TASKS TO CARRY OUT>
[1] Answer these from the weekly report code:
(a) What file name is assigned to file_path?
(b) What character is used to split both items_column and kg_column?
(c) How many days are added to start_of_week to get end_of_week?
[2] Reproduce the part of the weekly report code that opens with the words containing "# Function to calculate" and closes with "end_of_month = start_of_week.replace(day=last_day_of_month)".
[3] Carry on writing the weekly report code from where it stops.

PASSAGE PROVIDED>
..............................
In [2]:
import pandas as pd
from datetime import datetime, timedelta
from calendar import monthrange
from collections import Counter

# Load the dataset
file_path = "aggregated_daily_data_with_date_aug2023_aug2024.csv"
data = pd.read_csv(file_path)

# Helper function to parse kg data into a dictionary for analysis
def parse_kg_data(kg_column, items_column):
    items = items_column.split(";")
    quantities = kg_column.split(";")
    return {item.strip(): int(qty) for item, qty in zip(items, quantities) if qty.isdigit()}

# Function to calculate the accurate date range for each week
def calculate_week_date_range(month_year, week):
    # Start date for the month
    start_date = datetime.strptime(month_year, "%b%Y")

    # Determine the start day for the week (e.g., week 1 starts at day 1)
    start_of_week = start_date + timedelta(days=(int(week) - 1) * 7)

    # Calculate the last day of the month
    last_day_of_month = monthrange(start_of_week.year, start_of_week.month)[1]
    end_of_month = start_of_week.replace(day=last_day_of_month)

    # Calculate end of the week
    end_of_week = start_of_week + timedelta(days=6)

    # Adjust if end_of_week exceeds the last day of the month
    if end_of_week > end_of_month:
        end_of_week = end_of_month

    return f"{start_of_week.strftime('%d/%m/%Y')}-{end_of_week.strftime('%d/%m/%Y')}"

# Function to generate weekly report with aggregated most/least consumed dishes in a single cell
def generate_weekly_report(data):
    weekly_summary = []

    # Loop through each row to accumulate consumption data for each week
    for _, row in data.iterrows():
        # Format the week identifier correctly without redundant "week" text
        week_key = f"{row['month_year']}_week{row['week'].replace('week', '')}"

        # Calculate the date range for the week
        date_range = calculate_week_date_range(row['month_year'], row['week'].replace('week', ''))
..............................
STORED DATA>
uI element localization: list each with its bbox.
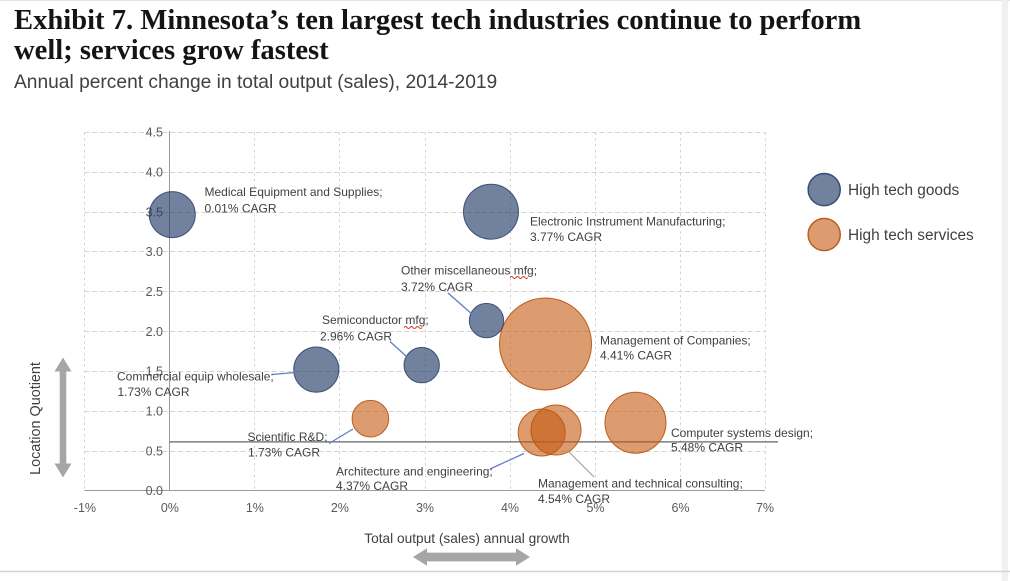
..............................
ANSWERS PROVIDED>
[1]
(a) aggregated_daily_data_with_date_aug2023_aug2024.csv
(b) A semicolon (";")
(c) 6

[2]
# Function to calculate the accurate date range for each week
def calculate_week_date_range(month_year, week):
    # Start date for the month
    start_date = datetime.strptime(month_year, "%b%Y")

    # Determine the start day for the week (e.g., week 1 starts at day 1)
    start_of_week = start_date + timedelta(days=(int(week) - 1) * 7)

    # Calculate the last day of the month
    last_day_of_month = monthrange(start_of_week.year, start_of_week.month)[1]
    end_of_month = start_of_week.replace(day=last_day_of_month)

[3]
        # Parse the kg columns for each meal
        breakfast_data = parse_kg_data(row['breakfast_kg'], row['breakfast_items'])
        lunch_data = parse_kg_data(row['lunch_kg'], row['lunch_items'])
        dinner_data = parse_kg_data(row['dinner_kg'], row['dinner_items'])

        # Initialize week in summary if not already present
        if week_key not in [entry['Week'] for entry in weekly_summary]:
            # Aggregate for Breakfast
            most_consumed_breakfast = "; ".join([f"{item}: {qty}" for item, qty in Counter(breakfast_data).most_common(2)])
            least_consumed_breakfast = "; ".join([f"{item}: {qty}" for item, qty in Counter(breakfast_data).most_common()[:-3:-1]])

            # Aggregate for Lunch
            most_consumed_lunch = "; ".join([f"{item}: {qty}" for item, qty in Counter(lunch_data).most_common(2)])
            least_consumed_lunch = "; ".join([f"{item}: {qty}" for item, qty in Counter(lunch_data).most_common()[:-3:-1]])

            # Aggregate for Dinner
            most_consumed_dinner = "; ".join([f"{item}: {qty}" for item, qty in Counter(dinner_data).most_common(2)])
            least_consumed_dinner = "; ".join([f"{item}: {qty}" for item, qty in Counter(dinner_data).most_common()[:-3:-1]])

            # Append each meal's report to the weekly summary
            weekly_summary.append({
                'Week': week_key,
                'Date Range': date_range,
                'Meal': 'Breakfast',
                'Most Consumed Dishes (kg)': most_consumed_breakfast,
                'Least Consumed Dishes (kg)': least_consumed_breakfast
            })
            weekly_summary.append({
                'Week': week_key,
                'Date Range': date_range,
                'Meal': 'Lunch',
                'Most Consumed Dishes (kg)': most_consumed_lunch,
                'Least Consumed Dishes (kg)': least_consumed_lunch
            })
            weekly_summary.append({
                'Week': week_key,
                'Date Range': date_range,
                'Meal': 'Dinner',
                'Most Consumed Dishes (kg)': most_consumed_dinner,
                'Least Consumed Dishes (kg)': least_consumed_dinner
            })

    # Convert weekly summary to DataFrame and save as CSV
    weekly_summary_df = pd.DataFrame(weekly_summary)
    weekly_summary_df.to_csv("weekly_report.csv", index=False)

# Function to generate monthly report with aggregated most/least consumed dishes in a single cell
def generate_monthly_report(data):
    monthly_summary = []

    # Loop through each row to accumulate consumption data for each month
    for _, row in data.iterrows():
        month_year = row['month_year']

        # Parse the kg columns for each meal
        breakfast_data = parse_kg_data(row['breakfast_kg'], row['breakfast_items'])
        lunch_data = parse_kg_data(row['lunch_kg'], row['lunch_items'])
        dinner_data = parse_kg_data(row['dinner_kg'], row['dinner_items'])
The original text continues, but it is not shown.